*DATASET EXCERPTS*

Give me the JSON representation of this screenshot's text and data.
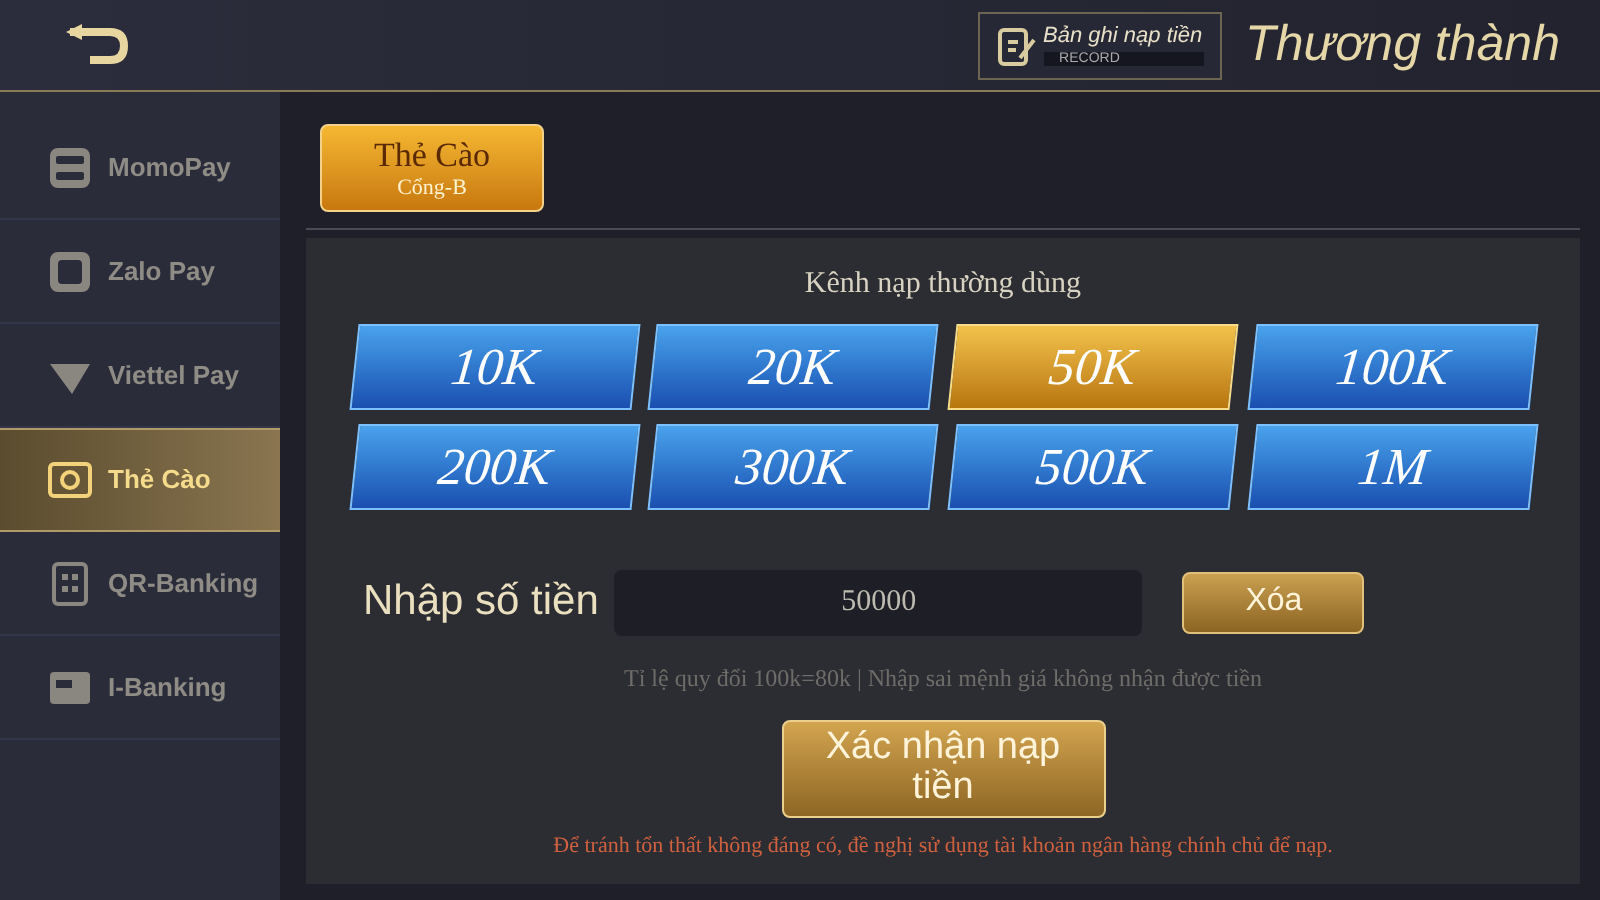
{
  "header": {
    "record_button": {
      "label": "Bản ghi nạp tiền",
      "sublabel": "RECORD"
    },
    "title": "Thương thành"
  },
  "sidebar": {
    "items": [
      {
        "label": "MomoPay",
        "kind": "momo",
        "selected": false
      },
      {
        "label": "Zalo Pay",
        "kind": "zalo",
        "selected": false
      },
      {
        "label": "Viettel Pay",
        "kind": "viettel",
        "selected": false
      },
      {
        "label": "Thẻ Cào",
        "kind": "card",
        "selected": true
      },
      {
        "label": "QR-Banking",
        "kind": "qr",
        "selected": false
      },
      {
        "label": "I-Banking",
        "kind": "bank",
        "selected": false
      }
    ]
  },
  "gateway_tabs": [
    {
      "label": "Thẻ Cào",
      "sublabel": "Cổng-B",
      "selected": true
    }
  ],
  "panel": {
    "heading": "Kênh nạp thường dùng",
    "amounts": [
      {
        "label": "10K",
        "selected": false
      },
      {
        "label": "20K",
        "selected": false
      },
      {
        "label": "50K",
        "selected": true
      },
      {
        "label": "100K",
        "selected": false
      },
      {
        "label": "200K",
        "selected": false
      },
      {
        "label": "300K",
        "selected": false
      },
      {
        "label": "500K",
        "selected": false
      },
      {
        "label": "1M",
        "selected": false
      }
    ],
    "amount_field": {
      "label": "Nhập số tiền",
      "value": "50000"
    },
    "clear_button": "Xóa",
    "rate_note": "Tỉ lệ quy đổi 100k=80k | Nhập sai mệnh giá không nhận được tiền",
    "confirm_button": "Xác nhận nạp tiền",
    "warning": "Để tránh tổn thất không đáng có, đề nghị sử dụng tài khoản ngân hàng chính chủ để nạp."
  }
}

*TASK DESCRIPTION*
Write out the full listing verbatim, excluding its pictures.

*OUTPUT FOR THIS TASK*
Give me the JSON representation of this screenshot's text and data.
{
  "header": {
    "record_button": {
      "label": "Bản ghi nạp tiền",
      "sublabel": "RECORD"
    },
    "title": "Thương thành"
  },
  "sidebar": {
    "items": [
      {
        "label": "MomoPay",
        "kind": "momo",
        "selected": false
      },
      {
        "label": "Zalo Pay",
        "kind": "zalo",
        "selected": false
      },
      {
        "label": "Viettel Pay",
        "kind": "viettel",
        "selected": false
      },
      {
        "label": "Thẻ Cào",
        "kind": "card",
        "selected": true
      },
      {
        "label": "QR-Banking",
        "kind": "qr",
        "selected": false
      },
      {
        "label": "I-Banking",
        "kind": "bank",
        "selected": false
      }
    ]
  },
  "gateway_tabs": [
    {
      "label": "Thẻ Cào",
      "sublabel": "Cổng-B",
      "selected": true
    }
  ],
  "panel": {
    "heading": "Kênh nạp thường dùng",
    "amounts": [
      {
        "label": "10K",
        "selected": false
      },
      {
        "label": "20K",
        "selected": false
      },
      {
        "label": "50K",
        "selected": true
      },
      {
        "label": "100K",
        "selected": false
      },
      {
        "label": "200K",
        "selected": false
      },
      {
        "label": "300K",
        "selected": false
      },
      {
        "label": "500K",
        "selected": false
      },
      {
        "label": "1M",
        "selected": false
      }
    ],
    "amount_field": {
      "label": "Nhập số tiền",
      "value": "50000"
    },
    "clear_button": "Xóa",
    "rate_note": "Tỉ lệ quy đổi 100k=80k | Nhập sai mệnh giá không nhận được tiền",
    "confirm_button": "Xác nhận nạp tiền",
    "warning": "Để tránh tổn thất không đáng có, đề nghị sử dụng tài khoản ngân hàng chính chủ để nạp."
  }
}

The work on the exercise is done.